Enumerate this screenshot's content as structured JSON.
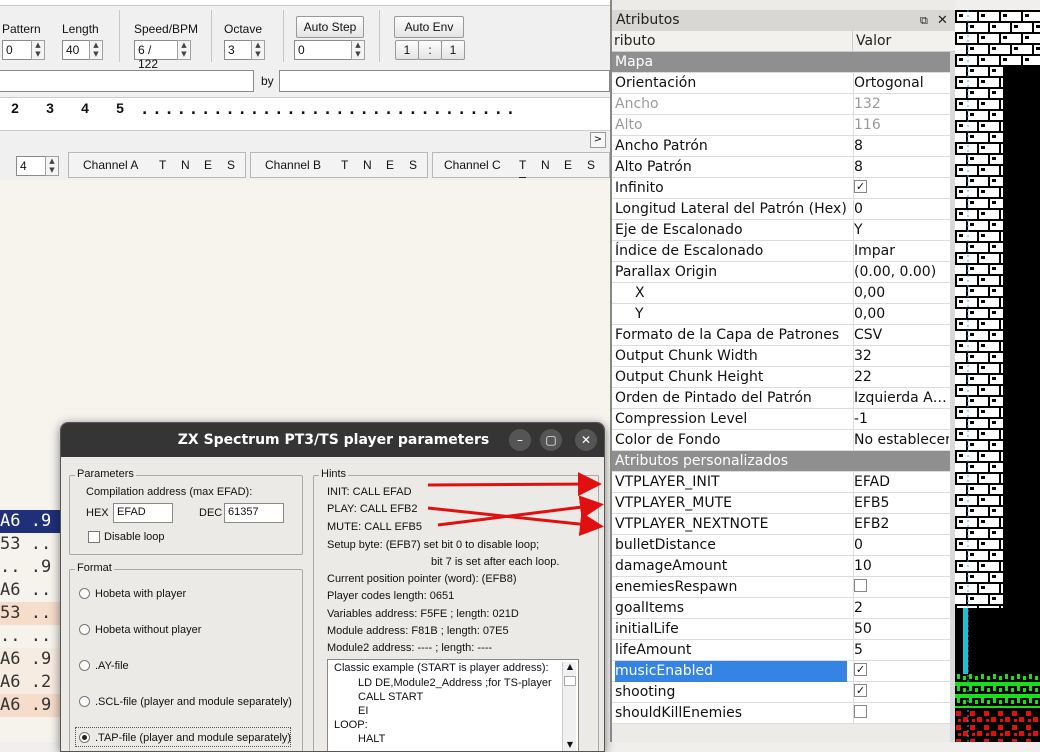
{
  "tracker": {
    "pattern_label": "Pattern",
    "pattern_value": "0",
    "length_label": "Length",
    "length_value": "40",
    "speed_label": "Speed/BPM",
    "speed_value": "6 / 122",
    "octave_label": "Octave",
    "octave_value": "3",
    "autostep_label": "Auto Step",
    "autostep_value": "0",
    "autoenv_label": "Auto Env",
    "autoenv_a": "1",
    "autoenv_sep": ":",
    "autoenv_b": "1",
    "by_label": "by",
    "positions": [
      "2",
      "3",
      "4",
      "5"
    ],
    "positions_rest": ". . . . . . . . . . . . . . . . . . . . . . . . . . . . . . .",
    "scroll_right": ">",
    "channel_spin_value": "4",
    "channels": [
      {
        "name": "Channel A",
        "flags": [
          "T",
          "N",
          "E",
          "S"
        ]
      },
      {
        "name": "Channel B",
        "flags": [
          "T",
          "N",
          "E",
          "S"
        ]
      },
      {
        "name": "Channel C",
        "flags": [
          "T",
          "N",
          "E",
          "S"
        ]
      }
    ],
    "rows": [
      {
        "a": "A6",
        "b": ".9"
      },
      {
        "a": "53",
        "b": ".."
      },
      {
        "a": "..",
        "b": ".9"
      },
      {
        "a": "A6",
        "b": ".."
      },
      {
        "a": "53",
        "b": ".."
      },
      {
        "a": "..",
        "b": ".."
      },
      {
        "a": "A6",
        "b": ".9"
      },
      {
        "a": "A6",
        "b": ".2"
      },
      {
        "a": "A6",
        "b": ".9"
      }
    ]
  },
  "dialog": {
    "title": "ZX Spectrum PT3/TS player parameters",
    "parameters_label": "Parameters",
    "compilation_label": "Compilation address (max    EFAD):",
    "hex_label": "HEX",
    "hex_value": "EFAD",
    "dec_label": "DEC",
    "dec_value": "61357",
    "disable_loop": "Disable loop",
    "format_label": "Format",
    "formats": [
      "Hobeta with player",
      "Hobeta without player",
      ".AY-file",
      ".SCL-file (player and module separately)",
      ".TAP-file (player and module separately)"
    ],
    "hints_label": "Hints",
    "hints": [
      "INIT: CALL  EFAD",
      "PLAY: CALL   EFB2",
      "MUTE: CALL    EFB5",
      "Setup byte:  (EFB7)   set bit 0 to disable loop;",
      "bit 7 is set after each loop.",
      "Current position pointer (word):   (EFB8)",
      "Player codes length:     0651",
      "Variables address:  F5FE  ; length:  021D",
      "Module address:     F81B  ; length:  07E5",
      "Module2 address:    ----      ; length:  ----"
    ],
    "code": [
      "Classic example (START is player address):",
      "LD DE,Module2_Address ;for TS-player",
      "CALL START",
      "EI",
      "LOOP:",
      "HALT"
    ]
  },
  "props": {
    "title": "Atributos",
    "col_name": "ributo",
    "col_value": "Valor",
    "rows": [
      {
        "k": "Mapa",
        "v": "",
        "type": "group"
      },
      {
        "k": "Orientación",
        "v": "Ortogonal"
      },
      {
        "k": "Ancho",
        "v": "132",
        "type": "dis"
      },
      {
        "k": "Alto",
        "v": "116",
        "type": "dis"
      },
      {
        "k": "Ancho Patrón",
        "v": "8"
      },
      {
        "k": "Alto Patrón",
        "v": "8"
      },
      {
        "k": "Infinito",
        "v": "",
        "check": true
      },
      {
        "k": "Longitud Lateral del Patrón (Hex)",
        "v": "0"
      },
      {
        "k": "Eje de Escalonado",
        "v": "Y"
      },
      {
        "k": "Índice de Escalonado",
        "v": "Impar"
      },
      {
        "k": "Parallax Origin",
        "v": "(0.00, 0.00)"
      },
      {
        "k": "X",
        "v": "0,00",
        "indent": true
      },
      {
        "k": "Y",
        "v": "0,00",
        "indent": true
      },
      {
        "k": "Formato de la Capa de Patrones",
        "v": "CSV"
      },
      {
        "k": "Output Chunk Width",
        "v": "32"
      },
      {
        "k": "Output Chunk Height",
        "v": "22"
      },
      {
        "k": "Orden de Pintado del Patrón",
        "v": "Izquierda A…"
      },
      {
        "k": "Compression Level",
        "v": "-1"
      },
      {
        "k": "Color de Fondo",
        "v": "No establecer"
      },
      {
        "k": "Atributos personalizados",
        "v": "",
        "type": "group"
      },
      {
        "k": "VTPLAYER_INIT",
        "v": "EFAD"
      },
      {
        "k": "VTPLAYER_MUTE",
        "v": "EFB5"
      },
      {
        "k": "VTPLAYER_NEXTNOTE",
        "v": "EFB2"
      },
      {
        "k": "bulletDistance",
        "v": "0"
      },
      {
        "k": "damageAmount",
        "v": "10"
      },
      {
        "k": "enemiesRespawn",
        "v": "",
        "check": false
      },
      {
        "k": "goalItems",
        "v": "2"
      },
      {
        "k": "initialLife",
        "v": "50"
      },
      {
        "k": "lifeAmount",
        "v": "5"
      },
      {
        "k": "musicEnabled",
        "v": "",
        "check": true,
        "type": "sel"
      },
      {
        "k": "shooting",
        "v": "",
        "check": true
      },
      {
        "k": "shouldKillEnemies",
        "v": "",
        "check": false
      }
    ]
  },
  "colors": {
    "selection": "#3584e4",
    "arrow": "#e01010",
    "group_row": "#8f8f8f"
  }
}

--

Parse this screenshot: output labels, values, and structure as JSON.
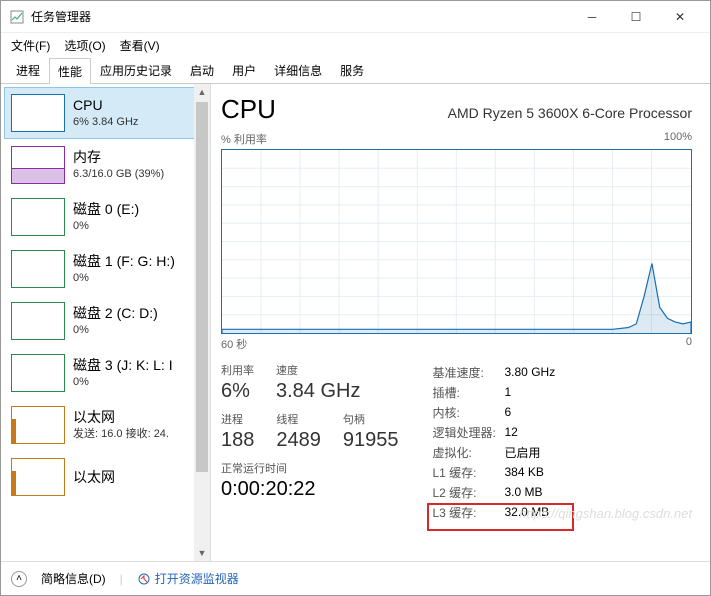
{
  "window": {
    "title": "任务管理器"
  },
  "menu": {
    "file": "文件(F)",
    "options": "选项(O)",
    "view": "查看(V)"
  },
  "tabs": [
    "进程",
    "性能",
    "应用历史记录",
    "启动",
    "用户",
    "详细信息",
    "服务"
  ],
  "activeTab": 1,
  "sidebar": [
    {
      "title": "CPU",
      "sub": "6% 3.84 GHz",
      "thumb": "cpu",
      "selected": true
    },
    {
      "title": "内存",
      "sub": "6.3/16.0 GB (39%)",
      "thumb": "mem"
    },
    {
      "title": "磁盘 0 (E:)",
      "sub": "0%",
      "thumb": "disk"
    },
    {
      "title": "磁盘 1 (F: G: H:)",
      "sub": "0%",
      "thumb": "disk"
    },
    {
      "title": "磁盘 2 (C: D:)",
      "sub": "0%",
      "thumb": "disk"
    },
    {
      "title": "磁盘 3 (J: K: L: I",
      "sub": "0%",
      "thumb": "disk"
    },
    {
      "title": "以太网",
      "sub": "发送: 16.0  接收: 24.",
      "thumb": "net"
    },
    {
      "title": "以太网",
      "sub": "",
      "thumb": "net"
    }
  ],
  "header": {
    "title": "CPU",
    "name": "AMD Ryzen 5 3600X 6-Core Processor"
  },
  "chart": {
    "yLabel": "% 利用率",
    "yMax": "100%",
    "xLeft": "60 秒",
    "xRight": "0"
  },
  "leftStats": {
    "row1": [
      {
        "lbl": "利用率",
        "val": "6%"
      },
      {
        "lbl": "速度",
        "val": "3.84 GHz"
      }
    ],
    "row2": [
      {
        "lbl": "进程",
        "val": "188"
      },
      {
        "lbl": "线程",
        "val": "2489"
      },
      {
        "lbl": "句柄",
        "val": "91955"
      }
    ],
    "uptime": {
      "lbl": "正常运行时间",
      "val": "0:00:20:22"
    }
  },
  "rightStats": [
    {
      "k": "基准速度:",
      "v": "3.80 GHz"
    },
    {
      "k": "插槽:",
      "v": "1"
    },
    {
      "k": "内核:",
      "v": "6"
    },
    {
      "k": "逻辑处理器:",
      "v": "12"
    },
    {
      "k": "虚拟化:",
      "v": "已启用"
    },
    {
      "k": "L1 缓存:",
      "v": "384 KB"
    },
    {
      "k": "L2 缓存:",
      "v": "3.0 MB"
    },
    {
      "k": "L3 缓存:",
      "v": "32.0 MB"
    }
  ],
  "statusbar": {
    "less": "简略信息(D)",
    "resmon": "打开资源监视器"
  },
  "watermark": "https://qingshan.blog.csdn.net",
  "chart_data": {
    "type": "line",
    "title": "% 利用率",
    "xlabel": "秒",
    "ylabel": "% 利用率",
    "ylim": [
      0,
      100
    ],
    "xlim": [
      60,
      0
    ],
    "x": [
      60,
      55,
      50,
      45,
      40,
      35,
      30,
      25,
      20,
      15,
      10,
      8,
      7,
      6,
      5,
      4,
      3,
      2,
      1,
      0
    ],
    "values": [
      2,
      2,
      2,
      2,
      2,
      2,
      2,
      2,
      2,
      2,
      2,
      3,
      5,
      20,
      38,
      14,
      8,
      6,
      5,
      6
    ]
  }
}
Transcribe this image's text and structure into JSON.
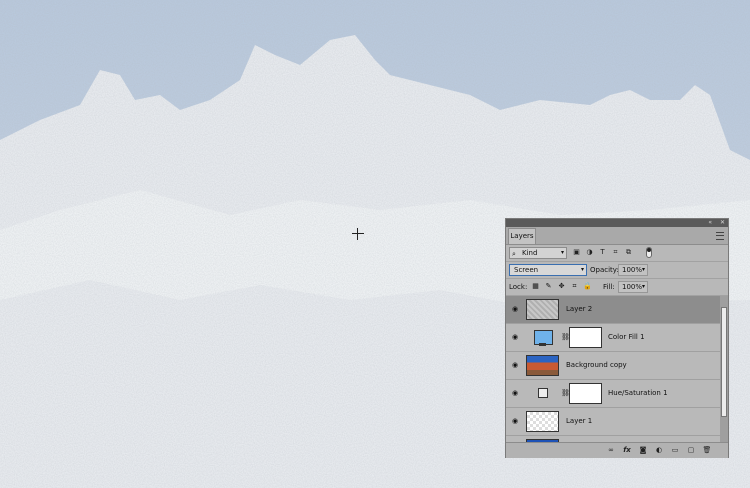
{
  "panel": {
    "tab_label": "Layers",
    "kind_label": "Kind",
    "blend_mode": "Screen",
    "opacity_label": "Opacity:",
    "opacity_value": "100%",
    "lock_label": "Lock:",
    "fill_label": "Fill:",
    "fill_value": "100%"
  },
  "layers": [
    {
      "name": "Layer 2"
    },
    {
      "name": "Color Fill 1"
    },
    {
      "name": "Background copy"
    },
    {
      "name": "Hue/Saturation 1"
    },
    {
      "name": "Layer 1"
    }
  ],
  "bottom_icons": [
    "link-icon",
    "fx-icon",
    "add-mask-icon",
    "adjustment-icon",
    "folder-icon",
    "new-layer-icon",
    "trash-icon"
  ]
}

### YOUR TASK
State the number of lines in the data that include the string "separately", and add nothing else.

### SOLUTION TO THIS EXERCISE
2